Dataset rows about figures
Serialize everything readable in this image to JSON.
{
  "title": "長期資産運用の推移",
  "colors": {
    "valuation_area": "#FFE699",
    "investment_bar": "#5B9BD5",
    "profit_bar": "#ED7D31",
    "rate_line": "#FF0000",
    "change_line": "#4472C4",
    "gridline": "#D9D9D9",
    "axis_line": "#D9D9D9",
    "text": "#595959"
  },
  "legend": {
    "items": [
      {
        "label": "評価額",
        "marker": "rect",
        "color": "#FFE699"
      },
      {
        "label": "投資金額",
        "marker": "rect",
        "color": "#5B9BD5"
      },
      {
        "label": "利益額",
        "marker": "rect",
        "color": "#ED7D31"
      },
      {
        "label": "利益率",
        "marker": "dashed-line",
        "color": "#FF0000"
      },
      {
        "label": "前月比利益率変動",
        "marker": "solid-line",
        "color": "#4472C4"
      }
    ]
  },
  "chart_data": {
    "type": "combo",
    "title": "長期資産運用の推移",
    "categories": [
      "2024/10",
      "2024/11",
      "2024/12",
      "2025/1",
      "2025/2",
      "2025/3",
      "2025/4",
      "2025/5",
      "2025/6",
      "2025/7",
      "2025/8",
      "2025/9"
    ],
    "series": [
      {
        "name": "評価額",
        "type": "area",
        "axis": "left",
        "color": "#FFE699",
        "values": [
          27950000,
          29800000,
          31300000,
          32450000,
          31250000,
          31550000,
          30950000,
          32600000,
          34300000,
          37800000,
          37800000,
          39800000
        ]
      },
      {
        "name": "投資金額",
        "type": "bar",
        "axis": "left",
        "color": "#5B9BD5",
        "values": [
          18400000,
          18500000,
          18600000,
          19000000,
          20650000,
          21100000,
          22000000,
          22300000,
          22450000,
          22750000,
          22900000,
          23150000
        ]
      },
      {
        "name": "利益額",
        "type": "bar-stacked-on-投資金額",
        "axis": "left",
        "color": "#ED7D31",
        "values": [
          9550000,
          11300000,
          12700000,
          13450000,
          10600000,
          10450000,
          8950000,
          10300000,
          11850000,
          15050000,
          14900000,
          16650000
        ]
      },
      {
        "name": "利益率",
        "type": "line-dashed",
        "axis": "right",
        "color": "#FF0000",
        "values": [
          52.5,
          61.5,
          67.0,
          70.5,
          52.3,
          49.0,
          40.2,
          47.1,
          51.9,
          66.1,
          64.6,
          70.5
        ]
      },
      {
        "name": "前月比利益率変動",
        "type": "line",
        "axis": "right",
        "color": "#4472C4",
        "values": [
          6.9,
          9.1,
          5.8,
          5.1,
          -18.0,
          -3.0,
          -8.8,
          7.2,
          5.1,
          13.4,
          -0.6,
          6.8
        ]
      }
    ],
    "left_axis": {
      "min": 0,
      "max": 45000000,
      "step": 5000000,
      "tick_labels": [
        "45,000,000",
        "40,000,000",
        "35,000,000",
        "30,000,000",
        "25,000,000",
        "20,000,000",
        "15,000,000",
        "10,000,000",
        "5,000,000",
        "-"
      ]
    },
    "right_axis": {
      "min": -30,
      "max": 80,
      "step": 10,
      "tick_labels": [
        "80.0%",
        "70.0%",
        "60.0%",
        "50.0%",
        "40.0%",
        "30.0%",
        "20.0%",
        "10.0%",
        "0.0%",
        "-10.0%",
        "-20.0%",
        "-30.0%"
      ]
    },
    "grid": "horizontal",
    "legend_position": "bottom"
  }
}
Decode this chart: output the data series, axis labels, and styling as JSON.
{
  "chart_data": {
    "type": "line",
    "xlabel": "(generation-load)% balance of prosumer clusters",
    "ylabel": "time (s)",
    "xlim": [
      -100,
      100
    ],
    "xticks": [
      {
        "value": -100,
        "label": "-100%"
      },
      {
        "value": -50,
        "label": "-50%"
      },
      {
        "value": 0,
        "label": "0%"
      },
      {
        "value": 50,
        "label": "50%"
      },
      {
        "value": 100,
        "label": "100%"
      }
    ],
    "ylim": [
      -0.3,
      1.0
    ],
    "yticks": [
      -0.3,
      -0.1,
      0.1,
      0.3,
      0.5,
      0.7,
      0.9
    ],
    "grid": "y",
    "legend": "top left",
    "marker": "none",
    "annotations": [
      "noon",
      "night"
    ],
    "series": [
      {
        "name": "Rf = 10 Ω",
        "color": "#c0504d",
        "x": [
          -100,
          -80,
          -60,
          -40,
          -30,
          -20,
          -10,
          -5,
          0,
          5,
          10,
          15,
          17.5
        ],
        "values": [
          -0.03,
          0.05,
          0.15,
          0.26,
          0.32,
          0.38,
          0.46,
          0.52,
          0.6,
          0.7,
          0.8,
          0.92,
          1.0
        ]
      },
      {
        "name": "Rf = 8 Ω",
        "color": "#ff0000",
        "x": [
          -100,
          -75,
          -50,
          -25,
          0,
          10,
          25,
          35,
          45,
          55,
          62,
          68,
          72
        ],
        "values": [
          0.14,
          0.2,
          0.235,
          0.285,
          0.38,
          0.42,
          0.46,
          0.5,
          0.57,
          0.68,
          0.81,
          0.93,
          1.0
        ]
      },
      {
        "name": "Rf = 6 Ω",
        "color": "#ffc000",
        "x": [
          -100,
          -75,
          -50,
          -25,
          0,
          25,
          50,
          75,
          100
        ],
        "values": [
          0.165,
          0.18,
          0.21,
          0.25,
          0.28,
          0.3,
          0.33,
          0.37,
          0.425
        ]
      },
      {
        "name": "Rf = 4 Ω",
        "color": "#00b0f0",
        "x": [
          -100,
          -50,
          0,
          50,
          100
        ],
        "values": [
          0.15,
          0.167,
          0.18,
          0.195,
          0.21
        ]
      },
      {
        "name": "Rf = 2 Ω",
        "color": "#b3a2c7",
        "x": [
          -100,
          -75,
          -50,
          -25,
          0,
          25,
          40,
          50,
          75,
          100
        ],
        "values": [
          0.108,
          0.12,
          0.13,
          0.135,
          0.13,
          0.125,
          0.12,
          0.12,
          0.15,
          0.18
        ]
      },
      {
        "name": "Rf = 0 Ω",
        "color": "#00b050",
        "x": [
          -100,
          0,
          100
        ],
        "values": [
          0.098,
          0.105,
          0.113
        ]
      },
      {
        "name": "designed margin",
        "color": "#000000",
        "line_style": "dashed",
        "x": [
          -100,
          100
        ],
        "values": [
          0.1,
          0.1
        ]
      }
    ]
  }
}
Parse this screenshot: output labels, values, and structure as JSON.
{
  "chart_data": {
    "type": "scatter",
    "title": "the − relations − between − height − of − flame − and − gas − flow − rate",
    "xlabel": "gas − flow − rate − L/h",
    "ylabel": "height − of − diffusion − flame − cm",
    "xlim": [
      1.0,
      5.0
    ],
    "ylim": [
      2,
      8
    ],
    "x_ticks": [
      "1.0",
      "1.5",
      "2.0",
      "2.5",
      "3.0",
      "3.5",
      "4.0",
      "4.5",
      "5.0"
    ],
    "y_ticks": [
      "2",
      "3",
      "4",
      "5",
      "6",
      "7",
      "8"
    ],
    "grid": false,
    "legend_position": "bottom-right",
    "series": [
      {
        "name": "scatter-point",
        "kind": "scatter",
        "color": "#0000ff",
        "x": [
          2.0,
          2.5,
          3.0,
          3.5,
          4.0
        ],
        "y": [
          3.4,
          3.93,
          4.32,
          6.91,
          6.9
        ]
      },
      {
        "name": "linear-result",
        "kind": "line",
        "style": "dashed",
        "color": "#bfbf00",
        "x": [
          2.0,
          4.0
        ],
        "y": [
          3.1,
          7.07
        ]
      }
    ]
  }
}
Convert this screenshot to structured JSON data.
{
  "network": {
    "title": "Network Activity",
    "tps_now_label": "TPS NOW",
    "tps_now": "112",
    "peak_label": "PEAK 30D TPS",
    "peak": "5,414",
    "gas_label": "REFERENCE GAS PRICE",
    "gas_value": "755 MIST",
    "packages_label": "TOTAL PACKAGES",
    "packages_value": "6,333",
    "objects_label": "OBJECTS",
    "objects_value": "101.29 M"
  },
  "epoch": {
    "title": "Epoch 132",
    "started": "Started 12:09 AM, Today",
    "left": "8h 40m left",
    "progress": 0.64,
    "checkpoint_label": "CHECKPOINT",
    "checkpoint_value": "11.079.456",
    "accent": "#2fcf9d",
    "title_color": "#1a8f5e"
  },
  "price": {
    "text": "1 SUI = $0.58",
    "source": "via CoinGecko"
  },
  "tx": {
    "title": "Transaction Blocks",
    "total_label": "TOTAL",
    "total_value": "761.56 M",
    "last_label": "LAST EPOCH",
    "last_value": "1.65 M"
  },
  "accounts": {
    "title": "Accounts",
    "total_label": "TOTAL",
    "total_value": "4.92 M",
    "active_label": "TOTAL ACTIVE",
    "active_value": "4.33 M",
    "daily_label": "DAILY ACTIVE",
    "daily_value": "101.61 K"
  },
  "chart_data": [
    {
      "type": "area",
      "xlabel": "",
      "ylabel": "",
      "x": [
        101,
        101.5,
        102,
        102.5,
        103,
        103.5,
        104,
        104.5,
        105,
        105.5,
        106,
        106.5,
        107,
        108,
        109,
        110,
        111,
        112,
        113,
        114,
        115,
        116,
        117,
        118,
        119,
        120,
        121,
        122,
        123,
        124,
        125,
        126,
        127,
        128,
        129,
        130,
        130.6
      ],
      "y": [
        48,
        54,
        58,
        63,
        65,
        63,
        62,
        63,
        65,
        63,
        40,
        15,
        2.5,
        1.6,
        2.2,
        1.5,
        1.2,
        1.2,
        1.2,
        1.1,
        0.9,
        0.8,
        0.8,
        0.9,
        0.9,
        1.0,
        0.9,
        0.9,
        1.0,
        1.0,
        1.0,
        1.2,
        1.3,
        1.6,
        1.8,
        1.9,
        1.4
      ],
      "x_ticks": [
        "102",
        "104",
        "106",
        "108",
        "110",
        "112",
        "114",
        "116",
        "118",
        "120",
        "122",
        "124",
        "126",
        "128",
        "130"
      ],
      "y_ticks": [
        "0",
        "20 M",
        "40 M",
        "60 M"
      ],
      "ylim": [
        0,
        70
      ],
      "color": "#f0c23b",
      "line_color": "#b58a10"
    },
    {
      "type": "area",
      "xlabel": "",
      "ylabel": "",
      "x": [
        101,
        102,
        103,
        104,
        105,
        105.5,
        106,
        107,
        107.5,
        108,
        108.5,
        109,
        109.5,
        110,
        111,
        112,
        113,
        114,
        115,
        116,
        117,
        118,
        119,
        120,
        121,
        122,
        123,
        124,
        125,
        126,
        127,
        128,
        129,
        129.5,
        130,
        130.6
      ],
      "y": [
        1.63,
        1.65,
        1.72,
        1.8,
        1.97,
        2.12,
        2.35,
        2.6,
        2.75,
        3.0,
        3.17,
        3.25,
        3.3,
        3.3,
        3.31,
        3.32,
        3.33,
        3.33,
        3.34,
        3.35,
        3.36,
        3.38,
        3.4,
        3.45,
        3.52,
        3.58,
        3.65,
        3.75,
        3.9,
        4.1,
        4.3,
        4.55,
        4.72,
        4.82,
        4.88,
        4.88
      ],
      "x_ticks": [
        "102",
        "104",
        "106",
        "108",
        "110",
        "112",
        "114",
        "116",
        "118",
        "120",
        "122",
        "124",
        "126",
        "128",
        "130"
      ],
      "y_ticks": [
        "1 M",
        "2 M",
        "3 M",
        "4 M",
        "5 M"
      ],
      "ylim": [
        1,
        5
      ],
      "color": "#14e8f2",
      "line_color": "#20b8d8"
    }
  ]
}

> [Directions]
Report only a number: how many lines in the material above contain the string "bottom".

> [Output of the exercise]
2